» **GIVEN TEXT**:
>> Begin

Reprinted with permission of the author
Published on this site August 26, 2015
On April 18th, 1868, there was a large press dinner for Charles Dickens at the famed Delmonico's Restaurant in New York City. Today the name of Delmonico's brings to mind a long closed upscale restaurant of the 19th century that features in a song from Hello Dolly or an expensive but not very good restaurant in Lower Manhattan today.
Actually Delmonico's was a remarkable restaurant in Dickens's time and deserves our special attention.
Does anyone know how many times "restaurants" are mentioned in the complete works of Dickens? Can you think of any?
I bet you’re thinking of pubs, city taverns, country inns, chop houses, coffee houses, wine shops...any restaurants? I only found two instances. Once in Dombey and Son and once in a short story called "The Other Garret" in 1851. Both of these restaurants were in Paris and neither restaurant is described in any detail or even named, as opposed to such Dickensian taverns as the George and Vulture or the Maypole Inn.
Restaurants were actually a new idea at the beginning of the 19th century. Before restaurants, and this goes back to antiquity, if you didn’t eat at home you relied on taverns or inns for your meals. And there you were served with whatever the proprietor had gotten from the neighboring farms that day. You had no choice of dishes.
If you were staying at an inn, you paid a set fee for your lodgings and your meals, and you probably ate at a scheduled time and probably sat with strangers, sharing whatever food was placed on the tables. This usually meant that everyone ate very quickly. And everyone paid the same price, whether you had a large meal or a small one, depending either on your appetite or the quickness of your hands and mouth. The locals wouldn’t want to eat there.
Taverns were more interested in selling ale, beer, and other spirits than food, and so they also had a very limited choice of food.
Of course, there were also vendors on the streets selling oysters, shrimps, pineapples, oranges, calling out, "Two a Pinny," or perhaps, "pertaters, kearots and turnups." That song in the musical, Oliver! is actually rather accurate. Nuts, muffins, crumpets and rock-candy were sold from stalls, wheeled stands or even trays. You could buy a glass of almost anything but alcohol on the street – ginger-beer, sassafras tea, curds and whey, coffee, milk; but not good old plain, safe drinking water. This was the world that Dickens loved to write about.

>> End

» **CHALLENGES**:
A - Translate this sentence from the passage on Dickens and restaurants into Spanish: "Taverns were more interested in selling ale, beer, and other spirits than food, and so they also had a very limited choice of food."
B - Write the next few sentences of the passage on Dickens and restaurants, picking up after its final sentence.

» **MATERIAL**:
>> Begin

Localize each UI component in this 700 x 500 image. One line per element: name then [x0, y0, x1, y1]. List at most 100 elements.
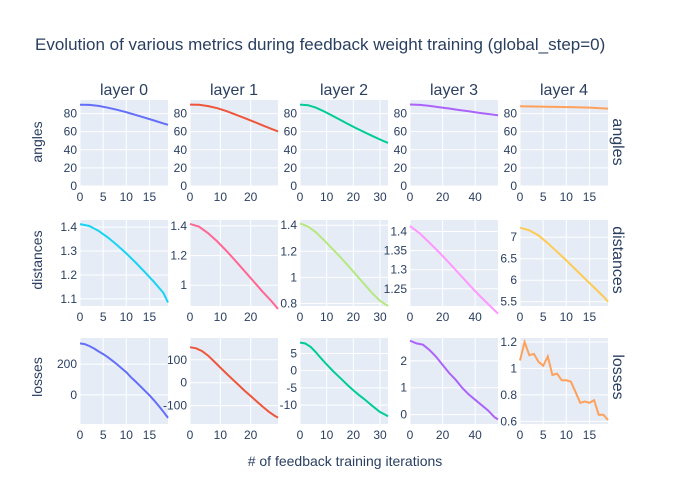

>> End

» **RESULTS FOR EACH TASK**:
A - Las tabernas estaban más interesadas en vender cerveza ale, cerveza y otras bebidas alcohólicas que comida, y por eso también ofrecían una selección de comida muy limitada.

B -
The first restaurant recorded in the Western World, that was in the form of what we think of as a restaurant, where the emphasis was on selling food, was a Parisian establishment in 1782. It sold a soup made out of sheep feet and a white sauce – which would have been nourishing and inexpensive. The word for this concoction was "restaurant" which meant in 18th century French, "food that restores." The word soon changed from meaning "what was sold" to "where it was sold."
The French Revolution helped the idea of restaurants to spread as chefs and cooks for the aristocracy lost their positions and displaced people from all over needed sustenance as they traveled throughout the country. The new French importation, the restaurant, then spread to England and to the USA.
Jullien's Restrator in Boston was the first restaurant in the US, opening in 1794, but it still had a shared meal placed on a communal table with customers helping themselves.
The first restaurant that used the concept of each customer being served individually, at their own tables, with the specific food he or she ordered from a menu and arranged on a plate, was Delmonico's in New York City in 1830.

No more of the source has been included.